[WHAT THE EXERCISE ASKS] Rewrite the lines from the one containing "List each element" through the one containing "Point — [131, 565, 153, 579]", inclusive, changing every "Point" to "Marker" and leaving all else as it stands.

[MATERIAL PROVIDED]
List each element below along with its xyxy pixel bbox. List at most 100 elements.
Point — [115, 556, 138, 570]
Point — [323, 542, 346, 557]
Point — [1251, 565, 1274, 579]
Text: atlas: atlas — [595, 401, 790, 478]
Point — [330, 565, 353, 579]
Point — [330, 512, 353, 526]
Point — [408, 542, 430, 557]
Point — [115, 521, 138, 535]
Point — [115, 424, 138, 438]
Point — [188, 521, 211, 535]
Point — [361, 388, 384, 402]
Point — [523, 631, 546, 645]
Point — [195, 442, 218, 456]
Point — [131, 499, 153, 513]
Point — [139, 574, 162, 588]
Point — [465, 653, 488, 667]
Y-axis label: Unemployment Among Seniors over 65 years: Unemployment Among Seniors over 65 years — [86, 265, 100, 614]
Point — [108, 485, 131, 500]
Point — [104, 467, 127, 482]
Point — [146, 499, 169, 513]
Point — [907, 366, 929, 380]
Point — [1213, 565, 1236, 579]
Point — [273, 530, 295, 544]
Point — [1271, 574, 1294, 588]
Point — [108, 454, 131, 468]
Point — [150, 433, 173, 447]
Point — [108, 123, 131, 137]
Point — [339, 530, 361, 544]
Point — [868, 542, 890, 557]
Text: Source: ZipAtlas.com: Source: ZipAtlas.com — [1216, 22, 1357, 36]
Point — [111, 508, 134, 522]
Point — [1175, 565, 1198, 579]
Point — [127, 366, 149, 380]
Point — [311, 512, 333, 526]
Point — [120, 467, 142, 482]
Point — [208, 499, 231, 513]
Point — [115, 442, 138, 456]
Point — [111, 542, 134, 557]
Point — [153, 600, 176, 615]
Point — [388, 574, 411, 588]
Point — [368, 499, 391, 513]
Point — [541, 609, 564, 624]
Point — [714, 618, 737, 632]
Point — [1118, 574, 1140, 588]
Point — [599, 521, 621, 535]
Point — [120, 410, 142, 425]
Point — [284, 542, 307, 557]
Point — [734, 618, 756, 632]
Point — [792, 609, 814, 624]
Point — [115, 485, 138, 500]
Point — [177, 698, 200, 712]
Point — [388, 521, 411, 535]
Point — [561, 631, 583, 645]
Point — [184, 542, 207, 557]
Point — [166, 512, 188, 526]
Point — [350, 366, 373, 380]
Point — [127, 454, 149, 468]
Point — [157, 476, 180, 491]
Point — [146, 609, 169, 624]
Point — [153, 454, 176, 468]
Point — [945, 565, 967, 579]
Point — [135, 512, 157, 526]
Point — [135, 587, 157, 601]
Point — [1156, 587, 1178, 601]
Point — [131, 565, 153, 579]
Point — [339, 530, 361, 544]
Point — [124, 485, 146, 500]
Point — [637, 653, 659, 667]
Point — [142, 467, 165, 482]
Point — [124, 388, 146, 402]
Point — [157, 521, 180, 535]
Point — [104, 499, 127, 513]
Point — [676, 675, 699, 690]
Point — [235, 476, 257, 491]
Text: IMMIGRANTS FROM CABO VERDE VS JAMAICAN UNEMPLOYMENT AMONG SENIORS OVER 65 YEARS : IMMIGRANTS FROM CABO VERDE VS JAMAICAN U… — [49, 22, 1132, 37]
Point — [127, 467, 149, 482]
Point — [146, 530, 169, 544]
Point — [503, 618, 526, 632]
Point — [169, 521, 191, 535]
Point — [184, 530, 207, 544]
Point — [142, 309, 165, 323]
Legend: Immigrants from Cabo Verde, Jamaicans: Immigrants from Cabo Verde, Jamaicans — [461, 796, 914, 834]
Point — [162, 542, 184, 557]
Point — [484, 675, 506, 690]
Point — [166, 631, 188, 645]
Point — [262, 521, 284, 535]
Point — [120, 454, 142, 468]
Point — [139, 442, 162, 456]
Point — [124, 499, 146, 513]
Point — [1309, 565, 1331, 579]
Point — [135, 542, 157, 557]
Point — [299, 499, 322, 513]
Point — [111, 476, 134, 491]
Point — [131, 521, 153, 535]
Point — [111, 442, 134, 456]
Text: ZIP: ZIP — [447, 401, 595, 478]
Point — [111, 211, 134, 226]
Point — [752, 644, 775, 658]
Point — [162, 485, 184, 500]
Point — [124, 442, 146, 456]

...

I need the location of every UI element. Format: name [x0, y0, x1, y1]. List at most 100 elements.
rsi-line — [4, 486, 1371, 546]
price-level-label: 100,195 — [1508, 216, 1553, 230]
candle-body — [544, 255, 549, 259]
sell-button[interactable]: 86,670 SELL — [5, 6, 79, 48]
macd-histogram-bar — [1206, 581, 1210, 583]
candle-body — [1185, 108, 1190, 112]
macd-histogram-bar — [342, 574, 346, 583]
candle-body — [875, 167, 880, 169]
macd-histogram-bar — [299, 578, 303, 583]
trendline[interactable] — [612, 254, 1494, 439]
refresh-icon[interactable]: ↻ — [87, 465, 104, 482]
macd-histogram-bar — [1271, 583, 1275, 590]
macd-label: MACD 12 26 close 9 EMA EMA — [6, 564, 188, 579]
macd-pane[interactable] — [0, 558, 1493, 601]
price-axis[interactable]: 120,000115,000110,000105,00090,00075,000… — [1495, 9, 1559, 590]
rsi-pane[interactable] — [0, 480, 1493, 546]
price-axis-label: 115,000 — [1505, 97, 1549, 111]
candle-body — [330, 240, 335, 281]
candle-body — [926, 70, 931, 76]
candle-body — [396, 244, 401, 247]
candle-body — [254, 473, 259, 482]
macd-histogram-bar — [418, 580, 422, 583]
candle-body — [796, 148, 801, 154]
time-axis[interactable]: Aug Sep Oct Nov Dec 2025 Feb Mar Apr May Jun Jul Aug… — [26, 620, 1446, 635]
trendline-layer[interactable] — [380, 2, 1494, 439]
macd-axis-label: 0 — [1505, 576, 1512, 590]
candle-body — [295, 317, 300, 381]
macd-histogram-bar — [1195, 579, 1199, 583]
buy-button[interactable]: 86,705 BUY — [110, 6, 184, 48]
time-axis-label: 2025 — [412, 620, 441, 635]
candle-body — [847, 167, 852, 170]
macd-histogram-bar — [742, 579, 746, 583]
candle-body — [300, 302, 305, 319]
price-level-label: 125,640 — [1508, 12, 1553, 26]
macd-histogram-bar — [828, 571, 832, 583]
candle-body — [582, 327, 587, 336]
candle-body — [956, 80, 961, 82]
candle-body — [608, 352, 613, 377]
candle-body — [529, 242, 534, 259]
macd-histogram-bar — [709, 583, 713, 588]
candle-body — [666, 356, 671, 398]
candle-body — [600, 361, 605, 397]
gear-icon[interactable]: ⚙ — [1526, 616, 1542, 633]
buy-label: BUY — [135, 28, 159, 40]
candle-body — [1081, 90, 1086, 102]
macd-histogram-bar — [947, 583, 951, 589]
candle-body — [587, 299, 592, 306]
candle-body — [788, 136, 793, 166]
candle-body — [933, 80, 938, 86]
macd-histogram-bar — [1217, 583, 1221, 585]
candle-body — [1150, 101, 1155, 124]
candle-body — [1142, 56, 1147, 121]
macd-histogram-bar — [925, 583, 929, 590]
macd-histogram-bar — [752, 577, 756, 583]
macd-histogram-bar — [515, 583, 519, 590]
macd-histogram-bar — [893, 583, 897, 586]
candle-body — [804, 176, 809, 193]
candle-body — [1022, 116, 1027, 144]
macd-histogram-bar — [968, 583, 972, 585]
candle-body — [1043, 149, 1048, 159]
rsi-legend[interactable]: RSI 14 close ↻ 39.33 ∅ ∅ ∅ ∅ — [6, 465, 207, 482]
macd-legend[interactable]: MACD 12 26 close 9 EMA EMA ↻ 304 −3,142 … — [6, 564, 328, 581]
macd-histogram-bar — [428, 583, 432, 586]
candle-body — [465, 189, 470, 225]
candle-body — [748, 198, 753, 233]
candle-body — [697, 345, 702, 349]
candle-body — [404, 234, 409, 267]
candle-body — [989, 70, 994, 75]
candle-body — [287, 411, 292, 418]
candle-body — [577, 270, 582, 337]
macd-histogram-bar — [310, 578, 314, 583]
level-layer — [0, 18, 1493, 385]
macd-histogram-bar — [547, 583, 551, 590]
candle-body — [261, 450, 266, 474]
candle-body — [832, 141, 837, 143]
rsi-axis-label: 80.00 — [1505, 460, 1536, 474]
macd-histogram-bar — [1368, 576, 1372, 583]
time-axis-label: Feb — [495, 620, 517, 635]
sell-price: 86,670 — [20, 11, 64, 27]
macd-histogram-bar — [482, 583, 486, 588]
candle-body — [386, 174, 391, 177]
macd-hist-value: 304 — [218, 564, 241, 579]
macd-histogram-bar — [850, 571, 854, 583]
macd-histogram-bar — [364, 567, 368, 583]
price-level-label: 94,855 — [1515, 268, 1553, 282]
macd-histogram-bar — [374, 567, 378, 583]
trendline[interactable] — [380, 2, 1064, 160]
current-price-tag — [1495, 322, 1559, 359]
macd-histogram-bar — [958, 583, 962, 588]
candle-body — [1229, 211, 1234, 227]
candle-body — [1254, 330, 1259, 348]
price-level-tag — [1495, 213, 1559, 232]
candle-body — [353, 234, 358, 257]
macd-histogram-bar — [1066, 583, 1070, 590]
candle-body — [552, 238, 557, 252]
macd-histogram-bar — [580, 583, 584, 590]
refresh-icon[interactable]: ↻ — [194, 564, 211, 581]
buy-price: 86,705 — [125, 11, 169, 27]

[EXERCISE SOLUTION]
List each element below along with its xyxy pixel bbox. List at most 100 elements.
Marker — [115, 556, 138, 570]
Marker — [323, 542, 346, 557]
Marker — [1251, 565, 1274, 579]
Text: atlas: atlas — [595, 401, 790, 478]
Marker — [330, 565, 353, 579]
Marker — [330, 512, 353, 526]
Marker — [408, 542, 430, 557]
Marker — [115, 521, 138, 535]
Marker — [115, 424, 138, 438]
Marker — [188, 521, 211, 535]
Marker — [361, 388, 384, 402]
Marker — [523, 631, 546, 645]
Marker — [195, 442, 218, 456]
Marker — [131, 499, 153, 513]
Marker — [139, 574, 162, 588]
Marker — [465, 653, 488, 667]
Y-axis label: Unemployment Among Seniors over 65 years: Unemployment Among Seniors over 65 years — [86, 265, 100, 614]
Marker — [108, 485, 131, 500]
Marker — [104, 467, 127, 482]
Marker — [146, 499, 169, 513]
Marker — [907, 366, 929, 380]
Marker — [1213, 565, 1236, 579]
Marker — [273, 530, 295, 544]
Marker — [1271, 574, 1294, 588]
Marker — [108, 454, 131, 468]
Marker — [150, 433, 173, 447]
Marker — [108, 123, 131, 137]
Marker — [339, 530, 361, 544]
Marker — [868, 542, 890, 557]
Text: Source: ZipAtlas.com: Source: ZipAtlas.com — [1216, 22, 1357, 36]
Marker — [111, 508, 134, 522]
Marker — [1175, 565, 1198, 579]
Marker — [127, 366, 149, 380]
Marker — [311, 512, 333, 526]
Marker — [120, 467, 142, 482]
Marker — [208, 499, 231, 513]
Marker — [115, 442, 138, 456]
Marker — [111, 542, 134, 557]
Marker — [153, 600, 176, 615]
Marker — [388, 574, 411, 588]
Marker — [368, 499, 391, 513]
Marker — [541, 609, 564, 624]
Marker — [714, 618, 737, 632]
Marker — [1118, 574, 1140, 588]
Marker — [599, 521, 621, 535]
Marker — [120, 410, 142, 425]
Marker — [284, 542, 307, 557]
Marker — [734, 618, 756, 632]
Marker — [792, 609, 814, 624]
Marker — [115, 485, 138, 500]
Marker — [177, 698, 200, 712]
Marker — [388, 521, 411, 535]
Marker — [561, 631, 583, 645]
Marker — [184, 542, 207, 557]
Marker — [166, 512, 188, 526]
Marker — [350, 366, 373, 380]
Marker — [127, 454, 149, 468]
Marker — [157, 476, 180, 491]
Marker — [146, 609, 169, 624]
Marker — [153, 454, 176, 468]
Marker — [945, 565, 967, 579]
Marker — [135, 512, 157, 526]
Marker — [135, 587, 157, 601]
Marker — [1156, 587, 1178, 601]
Marker — [131, 565, 153, 579]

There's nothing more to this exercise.